-- Start --
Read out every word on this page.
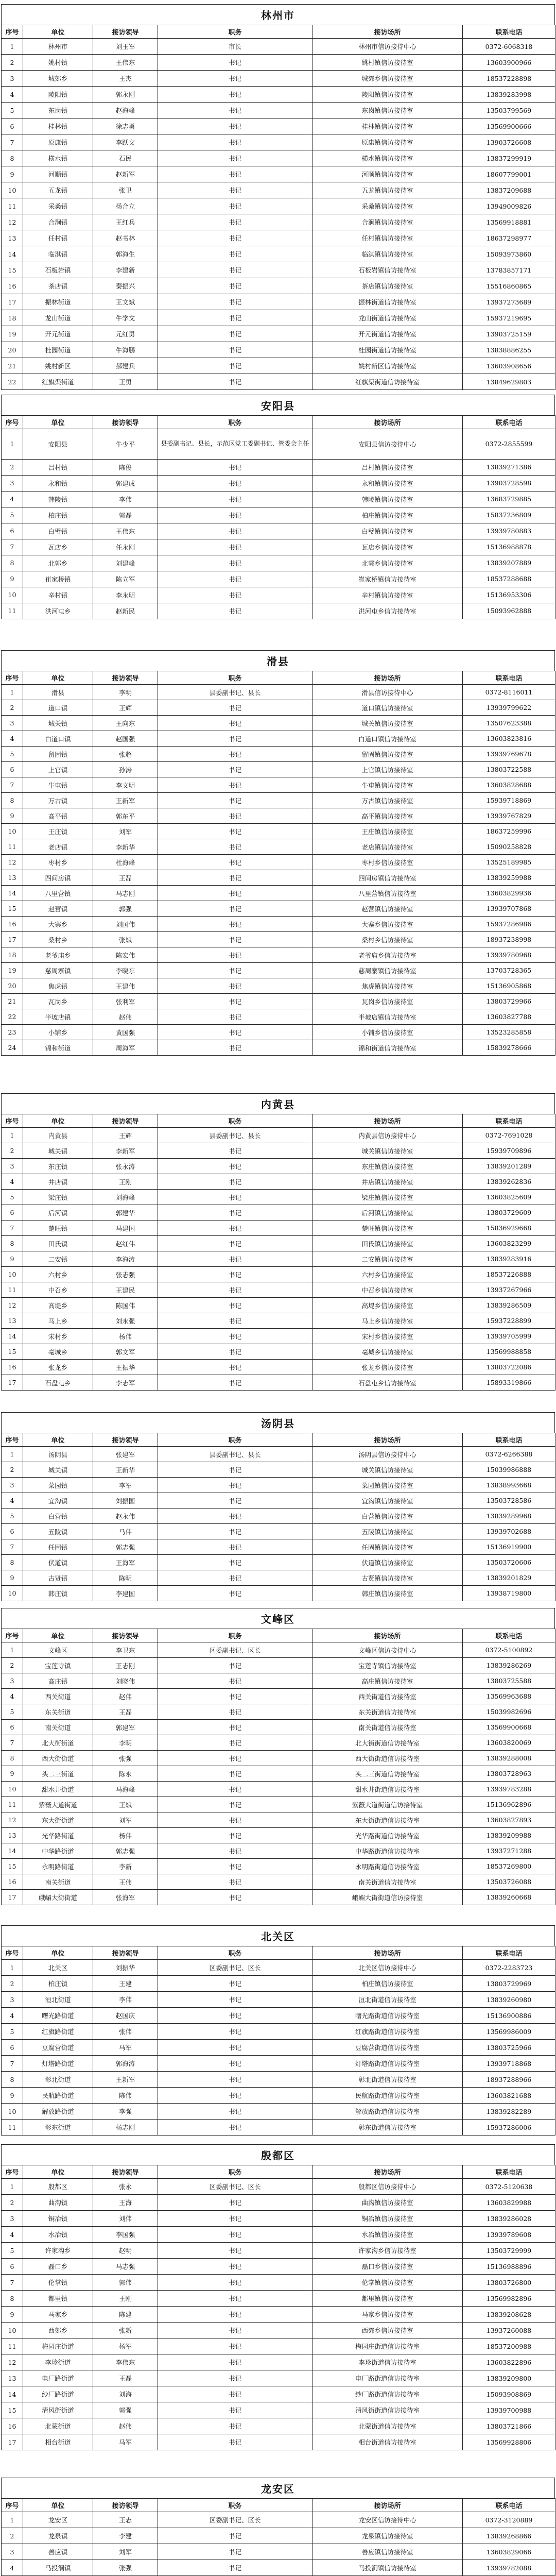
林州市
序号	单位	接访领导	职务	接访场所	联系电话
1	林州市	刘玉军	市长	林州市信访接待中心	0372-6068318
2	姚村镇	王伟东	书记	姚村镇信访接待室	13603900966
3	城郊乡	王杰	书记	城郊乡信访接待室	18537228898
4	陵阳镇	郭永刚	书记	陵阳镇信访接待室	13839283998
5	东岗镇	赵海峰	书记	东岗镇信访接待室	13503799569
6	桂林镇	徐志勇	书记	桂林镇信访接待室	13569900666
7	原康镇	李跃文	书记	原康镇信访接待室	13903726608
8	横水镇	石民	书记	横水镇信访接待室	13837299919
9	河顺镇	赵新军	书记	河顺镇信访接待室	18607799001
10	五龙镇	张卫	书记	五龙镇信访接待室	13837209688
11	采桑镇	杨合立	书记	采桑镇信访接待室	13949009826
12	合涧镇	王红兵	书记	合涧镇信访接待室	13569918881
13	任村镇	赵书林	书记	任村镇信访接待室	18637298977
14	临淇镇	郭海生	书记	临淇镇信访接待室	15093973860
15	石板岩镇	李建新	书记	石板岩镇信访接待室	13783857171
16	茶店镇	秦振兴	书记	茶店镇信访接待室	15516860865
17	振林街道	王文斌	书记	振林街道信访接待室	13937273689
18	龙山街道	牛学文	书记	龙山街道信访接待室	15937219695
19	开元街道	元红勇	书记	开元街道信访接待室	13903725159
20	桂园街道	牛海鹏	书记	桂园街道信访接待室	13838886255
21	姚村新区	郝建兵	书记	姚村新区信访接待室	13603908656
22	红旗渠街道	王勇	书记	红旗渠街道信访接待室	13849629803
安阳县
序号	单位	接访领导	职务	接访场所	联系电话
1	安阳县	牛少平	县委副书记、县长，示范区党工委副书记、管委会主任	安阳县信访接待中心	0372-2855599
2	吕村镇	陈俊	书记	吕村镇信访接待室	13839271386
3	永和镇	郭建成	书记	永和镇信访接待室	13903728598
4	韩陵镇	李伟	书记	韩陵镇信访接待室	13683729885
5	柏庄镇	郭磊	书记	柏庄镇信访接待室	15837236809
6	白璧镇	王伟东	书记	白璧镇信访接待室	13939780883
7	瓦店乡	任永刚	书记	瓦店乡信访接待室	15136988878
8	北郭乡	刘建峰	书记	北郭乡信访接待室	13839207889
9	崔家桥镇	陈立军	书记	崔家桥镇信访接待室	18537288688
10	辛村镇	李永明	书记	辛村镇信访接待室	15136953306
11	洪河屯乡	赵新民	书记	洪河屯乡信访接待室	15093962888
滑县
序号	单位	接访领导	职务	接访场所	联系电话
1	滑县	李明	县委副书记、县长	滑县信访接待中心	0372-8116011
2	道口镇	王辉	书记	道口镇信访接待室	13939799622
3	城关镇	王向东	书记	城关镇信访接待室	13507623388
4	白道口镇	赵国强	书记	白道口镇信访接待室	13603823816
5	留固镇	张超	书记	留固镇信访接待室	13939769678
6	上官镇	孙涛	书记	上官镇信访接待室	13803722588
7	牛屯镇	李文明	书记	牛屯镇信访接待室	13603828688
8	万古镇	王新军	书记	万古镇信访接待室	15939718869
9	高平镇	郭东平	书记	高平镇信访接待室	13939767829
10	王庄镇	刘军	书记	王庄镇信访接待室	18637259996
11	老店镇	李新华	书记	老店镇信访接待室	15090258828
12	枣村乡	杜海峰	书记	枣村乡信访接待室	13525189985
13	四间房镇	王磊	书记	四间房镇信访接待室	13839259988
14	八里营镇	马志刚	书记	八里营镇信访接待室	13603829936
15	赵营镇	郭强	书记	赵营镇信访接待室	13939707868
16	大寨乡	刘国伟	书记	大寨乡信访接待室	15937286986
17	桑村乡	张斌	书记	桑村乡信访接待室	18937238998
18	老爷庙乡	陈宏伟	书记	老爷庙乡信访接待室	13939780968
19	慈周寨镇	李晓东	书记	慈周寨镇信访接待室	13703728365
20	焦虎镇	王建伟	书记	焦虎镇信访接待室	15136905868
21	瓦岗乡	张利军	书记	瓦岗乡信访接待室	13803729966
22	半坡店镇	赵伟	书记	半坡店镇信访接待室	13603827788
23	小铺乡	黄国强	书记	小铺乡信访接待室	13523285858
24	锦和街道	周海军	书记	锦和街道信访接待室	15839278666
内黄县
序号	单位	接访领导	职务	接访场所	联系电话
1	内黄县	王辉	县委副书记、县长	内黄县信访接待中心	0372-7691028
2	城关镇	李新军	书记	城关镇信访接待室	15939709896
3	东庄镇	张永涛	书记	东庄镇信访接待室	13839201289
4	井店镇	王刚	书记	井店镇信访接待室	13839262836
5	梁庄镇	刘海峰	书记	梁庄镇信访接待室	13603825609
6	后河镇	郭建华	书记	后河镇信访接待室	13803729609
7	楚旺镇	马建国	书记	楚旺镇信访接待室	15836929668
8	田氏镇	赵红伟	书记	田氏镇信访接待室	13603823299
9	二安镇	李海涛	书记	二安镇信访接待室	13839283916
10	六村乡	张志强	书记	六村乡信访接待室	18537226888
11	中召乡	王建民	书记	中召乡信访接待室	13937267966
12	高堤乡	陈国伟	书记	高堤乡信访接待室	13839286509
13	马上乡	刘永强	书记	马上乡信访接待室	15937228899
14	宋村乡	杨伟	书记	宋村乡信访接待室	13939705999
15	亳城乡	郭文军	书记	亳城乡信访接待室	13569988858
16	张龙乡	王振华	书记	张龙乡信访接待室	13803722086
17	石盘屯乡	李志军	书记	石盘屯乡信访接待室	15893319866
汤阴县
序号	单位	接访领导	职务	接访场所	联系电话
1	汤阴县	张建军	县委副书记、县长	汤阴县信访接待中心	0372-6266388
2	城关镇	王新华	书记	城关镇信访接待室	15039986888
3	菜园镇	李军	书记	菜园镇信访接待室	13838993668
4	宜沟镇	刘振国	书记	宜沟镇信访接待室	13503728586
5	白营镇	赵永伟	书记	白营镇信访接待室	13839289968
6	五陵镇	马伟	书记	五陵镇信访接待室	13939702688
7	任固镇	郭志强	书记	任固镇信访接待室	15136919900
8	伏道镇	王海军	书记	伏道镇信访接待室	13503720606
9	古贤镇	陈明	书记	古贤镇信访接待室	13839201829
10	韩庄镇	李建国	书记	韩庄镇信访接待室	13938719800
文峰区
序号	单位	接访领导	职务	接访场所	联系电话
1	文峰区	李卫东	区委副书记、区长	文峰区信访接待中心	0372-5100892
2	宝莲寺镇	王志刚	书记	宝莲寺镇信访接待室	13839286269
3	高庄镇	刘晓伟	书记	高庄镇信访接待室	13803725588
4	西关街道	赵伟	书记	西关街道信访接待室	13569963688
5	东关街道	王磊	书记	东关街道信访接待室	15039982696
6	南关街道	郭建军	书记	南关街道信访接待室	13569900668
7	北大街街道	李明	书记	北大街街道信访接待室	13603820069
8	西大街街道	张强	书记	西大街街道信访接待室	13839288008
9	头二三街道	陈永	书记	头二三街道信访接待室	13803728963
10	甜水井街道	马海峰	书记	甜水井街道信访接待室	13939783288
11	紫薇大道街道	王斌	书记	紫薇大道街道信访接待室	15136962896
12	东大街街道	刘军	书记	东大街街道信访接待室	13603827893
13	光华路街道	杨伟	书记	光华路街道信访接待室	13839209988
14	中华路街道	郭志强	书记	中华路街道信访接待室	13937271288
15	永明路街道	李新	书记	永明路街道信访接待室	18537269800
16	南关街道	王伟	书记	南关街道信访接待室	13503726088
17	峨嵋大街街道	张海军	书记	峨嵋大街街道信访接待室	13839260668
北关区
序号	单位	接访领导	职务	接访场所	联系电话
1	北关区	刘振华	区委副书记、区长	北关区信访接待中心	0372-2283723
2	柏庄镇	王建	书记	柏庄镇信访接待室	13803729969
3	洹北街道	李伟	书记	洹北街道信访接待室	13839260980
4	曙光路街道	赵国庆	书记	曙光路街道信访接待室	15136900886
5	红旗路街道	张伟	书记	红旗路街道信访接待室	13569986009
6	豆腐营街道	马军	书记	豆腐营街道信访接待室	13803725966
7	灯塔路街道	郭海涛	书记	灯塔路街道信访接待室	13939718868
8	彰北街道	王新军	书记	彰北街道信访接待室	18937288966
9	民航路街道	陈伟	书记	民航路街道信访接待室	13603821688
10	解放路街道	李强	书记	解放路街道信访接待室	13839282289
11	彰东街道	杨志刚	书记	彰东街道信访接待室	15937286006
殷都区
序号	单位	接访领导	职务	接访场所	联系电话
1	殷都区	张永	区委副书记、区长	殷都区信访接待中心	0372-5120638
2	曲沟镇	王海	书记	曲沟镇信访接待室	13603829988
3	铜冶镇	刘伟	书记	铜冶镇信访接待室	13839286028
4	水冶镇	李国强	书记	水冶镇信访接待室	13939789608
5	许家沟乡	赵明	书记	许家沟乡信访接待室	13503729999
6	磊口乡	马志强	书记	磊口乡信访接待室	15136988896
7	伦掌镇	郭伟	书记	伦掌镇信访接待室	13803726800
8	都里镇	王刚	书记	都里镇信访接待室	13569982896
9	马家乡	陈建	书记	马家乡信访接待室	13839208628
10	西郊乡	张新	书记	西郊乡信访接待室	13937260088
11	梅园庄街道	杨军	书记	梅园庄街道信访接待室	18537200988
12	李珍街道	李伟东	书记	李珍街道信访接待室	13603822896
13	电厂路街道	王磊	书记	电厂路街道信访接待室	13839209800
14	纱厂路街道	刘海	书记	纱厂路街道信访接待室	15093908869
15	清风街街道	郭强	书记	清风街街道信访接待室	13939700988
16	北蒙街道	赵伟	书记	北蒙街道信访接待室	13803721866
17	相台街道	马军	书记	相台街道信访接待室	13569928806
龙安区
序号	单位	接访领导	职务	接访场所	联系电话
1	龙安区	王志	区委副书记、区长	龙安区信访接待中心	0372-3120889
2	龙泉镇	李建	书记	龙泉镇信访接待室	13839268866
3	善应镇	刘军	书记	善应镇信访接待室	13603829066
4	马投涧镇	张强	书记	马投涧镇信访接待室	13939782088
-- End --
Task statement:
Say only how many lines in the records carry the word "县委副书记".

Answer to this problem:
4